-- begin SOURCE RECORDS --

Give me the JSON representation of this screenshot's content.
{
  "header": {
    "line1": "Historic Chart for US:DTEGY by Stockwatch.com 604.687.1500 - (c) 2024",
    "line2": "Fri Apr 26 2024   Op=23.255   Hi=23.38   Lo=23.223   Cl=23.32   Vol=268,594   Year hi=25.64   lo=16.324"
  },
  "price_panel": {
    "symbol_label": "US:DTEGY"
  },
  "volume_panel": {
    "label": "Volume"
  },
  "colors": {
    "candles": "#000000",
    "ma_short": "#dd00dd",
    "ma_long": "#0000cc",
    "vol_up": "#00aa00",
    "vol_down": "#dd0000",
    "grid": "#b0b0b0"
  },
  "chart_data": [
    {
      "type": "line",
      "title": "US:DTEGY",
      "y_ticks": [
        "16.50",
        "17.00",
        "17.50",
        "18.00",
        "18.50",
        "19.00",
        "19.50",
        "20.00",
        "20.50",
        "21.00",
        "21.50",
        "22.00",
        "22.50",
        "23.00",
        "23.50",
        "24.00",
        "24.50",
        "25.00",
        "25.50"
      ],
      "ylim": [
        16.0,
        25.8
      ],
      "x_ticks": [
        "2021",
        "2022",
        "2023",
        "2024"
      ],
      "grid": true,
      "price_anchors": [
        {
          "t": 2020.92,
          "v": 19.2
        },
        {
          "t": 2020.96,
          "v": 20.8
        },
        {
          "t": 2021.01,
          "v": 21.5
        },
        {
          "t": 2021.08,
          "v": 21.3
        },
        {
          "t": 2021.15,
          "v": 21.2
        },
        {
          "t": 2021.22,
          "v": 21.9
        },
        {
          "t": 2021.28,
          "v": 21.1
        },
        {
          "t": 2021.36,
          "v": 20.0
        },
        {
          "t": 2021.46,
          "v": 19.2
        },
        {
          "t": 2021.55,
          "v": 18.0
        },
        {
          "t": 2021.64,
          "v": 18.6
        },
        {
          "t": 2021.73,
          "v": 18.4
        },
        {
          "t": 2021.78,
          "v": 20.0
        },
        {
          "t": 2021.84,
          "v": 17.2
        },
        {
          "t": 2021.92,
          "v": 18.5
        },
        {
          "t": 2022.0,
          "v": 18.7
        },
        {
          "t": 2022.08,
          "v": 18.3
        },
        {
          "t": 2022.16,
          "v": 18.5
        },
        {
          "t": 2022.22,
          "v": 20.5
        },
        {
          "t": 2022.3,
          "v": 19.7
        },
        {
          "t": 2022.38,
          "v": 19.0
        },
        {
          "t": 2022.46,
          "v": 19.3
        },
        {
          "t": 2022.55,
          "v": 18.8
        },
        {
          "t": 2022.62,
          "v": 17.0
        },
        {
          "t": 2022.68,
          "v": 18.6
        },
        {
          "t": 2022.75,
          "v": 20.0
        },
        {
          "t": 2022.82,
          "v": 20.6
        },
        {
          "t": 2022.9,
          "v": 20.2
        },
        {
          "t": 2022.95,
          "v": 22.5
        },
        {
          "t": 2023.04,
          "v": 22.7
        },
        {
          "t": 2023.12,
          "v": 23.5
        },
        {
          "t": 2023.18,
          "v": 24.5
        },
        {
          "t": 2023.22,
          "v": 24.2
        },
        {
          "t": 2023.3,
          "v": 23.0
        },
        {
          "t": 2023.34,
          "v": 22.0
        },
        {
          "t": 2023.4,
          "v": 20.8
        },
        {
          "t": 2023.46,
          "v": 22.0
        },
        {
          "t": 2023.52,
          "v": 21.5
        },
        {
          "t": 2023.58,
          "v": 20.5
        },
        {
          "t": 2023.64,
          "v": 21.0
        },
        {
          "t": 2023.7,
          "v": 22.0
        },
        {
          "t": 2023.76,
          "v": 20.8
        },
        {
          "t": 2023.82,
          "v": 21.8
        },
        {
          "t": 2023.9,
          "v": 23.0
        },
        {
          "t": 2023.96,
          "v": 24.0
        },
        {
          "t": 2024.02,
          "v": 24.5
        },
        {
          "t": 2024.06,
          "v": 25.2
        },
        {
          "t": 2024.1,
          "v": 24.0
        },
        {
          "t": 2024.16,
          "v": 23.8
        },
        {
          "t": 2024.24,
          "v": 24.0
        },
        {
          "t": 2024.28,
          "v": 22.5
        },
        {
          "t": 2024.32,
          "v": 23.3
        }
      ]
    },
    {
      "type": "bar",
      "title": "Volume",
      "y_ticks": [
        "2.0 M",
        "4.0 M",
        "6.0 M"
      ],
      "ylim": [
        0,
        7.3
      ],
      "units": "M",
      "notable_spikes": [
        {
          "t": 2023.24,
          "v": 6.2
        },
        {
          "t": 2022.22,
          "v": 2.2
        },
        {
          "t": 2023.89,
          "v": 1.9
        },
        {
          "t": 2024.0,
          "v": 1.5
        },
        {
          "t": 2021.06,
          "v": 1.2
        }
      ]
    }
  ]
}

-- end SOURCE RECORDS --

WRITTEN PROBLEM
Write out the full listing exactly as given.

PROBLEM SOLUTION
Give me the JSON representation of this screenshot's content.
{
  "header": {
    "line1": "Historic Chart for US:DTEGY by Stockwatch.com 604.687.1500 - (c) 2024",
    "line2": "Fri Apr 26 2024   Op=23.255   Hi=23.38   Lo=23.223   Cl=23.32   Vol=268,594   Year hi=25.64   lo=16.324"
  },
  "price_panel": {
    "symbol_label": "US:DTEGY"
  },
  "volume_panel": {
    "label": "Volume"
  },
  "colors": {
    "candles": "#000000",
    "ma_short": "#dd00dd",
    "ma_long": "#0000cc",
    "vol_up": "#00aa00",
    "vol_down": "#dd0000",
    "grid": "#b0b0b0"
  },
  "chart_data": [
    {
      "type": "line",
      "title": "US:DTEGY",
      "y_ticks": [
        "16.50",
        "17.00",
        "17.50",
        "18.00",
        "18.50",
        "19.00",
        "19.50",
        "20.00",
        "20.50",
        "21.00",
        "21.50",
        "22.00",
        "22.50",
        "23.00",
        "23.50",
        "24.00",
        "24.50",
        "25.00",
        "25.50"
      ],
      "ylim": [
        16.0,
        25.8
      ],
      "x_ticks": [
        "2021",
        "2022",
        "2023",
        "2024"
      ],
      "grid": true,
      "price_anchors": [
        {
          "t": 2020.92,
          "v": 19.2
        },
        {
          "t": 2020.96,
          "v": 20.8
        },
        {
          "t": 2021.01,
          "v": 21.5
        },
        {
          "t": 2021.08,
          "v": 21.3
        },
        {
          "t": 2021.15,
          "v": 21.2
        },
        {
          "t": 2021.22,
          "v": 21.9
        },
        {
          "t": 2021.28,
          "v": 21.1
        },
        {
          "t": 2021.36,
          "v": 20.0
        },
        {
          "t": 2021.46,
          "v": 19.2
        },
        {
          "t": 2021.55,
          "v": 18.0
        },
        {
          "t": 2021.64,
          "v": 18.6
        },
        {
          "t": 2021.73,
          "v": 18.4
        },
        {
          "t": 2021.78,
          "v": 20.0
        },
        {
          "t": 2021.84,
          "v": 17.2
        },
        {
          "t": 2021.92,
          "v": 18.5
        },
        {
          "t": 2022.0,
          "v": 18.7
        },
        {
          "t": 2022.08,
          "v": 18.3
        },
        {
          "t": 2022.16,
          "v": 18.5
        },
        {
          "t": 2022.22,
          "v": 20.5
        },
        {
          "t": 2022.3,
          "v": 19.7
        },
        {
          "t": 2022.38,
          "v": 19.0
        },
        {
          "t": 2022.46,
          "v": 19.3
        },
        {
          "t": 2022.55,
          "v": 18.8
        },
        {
          "t": 2022.62,
          "v": 17.0
        },
        {
          "t": 2022.68,
          "v": 18.6
        },
        {
          "t": 2022.75,
          "v": 20.0
        },
        {
          "t": 2022.82,
          "v": 20.6
        },
        {
          "t": 2022.9,
          "v": 20.2
        },
        {
          "t": 2022.95,
          "v": 22.5
        },
        {
          "t": 2023.04,
          "v": 22.7
        },
        {
          "t": 2023.12,
          "v": 23.5
        },
        {
          "t": 2023.18,
          "v": 24.5
        },
        {
          "t": 2023.22,
          "v": 24.2
        },
        {
          "t": 2023.3,
          "v": 23.0
        },
        {
          "t": 2023.34,
          "v": 22.0
        },
        {
          "t": 2023.4,
          "v": 20.8
        },
        {
          "t": 2023.46,
          "v": 22.0
        },
        {
          "t": 2023.52,
          "v": 21.5
        },
        {
          "t": 2023.58,
          "v": 20.5
        },
        {
          "t": 2023.64,
          "v": 21.0
        },
        {
          "t": 2023.7,
          "v": 22.0
        },
        {
          "t": 2023.76,
          "v": 20.8
        },
        {
          "t": 2023.82,
          "v": 21.8
        },
        {
          "t": 2023.9,
          "v": 23.0
        },
        {
          "t": 2023.96,
          "v": 24.0
        },
        {
          "t": 2024.02,
          "v": 24.5
        },
        {
          "t": 2024.06,
          "v": 25.2
        },
        {
          "t": 2024.1,
          "v": 24.0
        },
        {
          "t": 2024.16,
          "v": 23.8
        },
        {
          "t": 2024.24,
          "v": 24.0
        },
        {
          "t": 2024.28,
          "v": 22.5
        },
        {
          "t": 2024.32,
          "v": 23.3
        }
      ]
    },
    {
      "type": "bar",
      "title": "Volume",
      "y_ticks": [
        "2.0 M",
        "4.0 M",
        "6.0 M"
      ],
      "ylim": [
        0,
        7.3
      ],
      "units": "M",
      "notable_spikes": [
        {
          "t": 2023.24,
          "v": 6.2
        },
        {
          "t": 2022.22,
          "v": 2.2
        },
        {
          "t": 2023.89,
          "v": 1.9
        },
        {
          "t": 2024.0,
          "v": 1.5
        },
        {
          "t": 2021.06,
          "v": 1.2
        }
      ]
    }
  ]
}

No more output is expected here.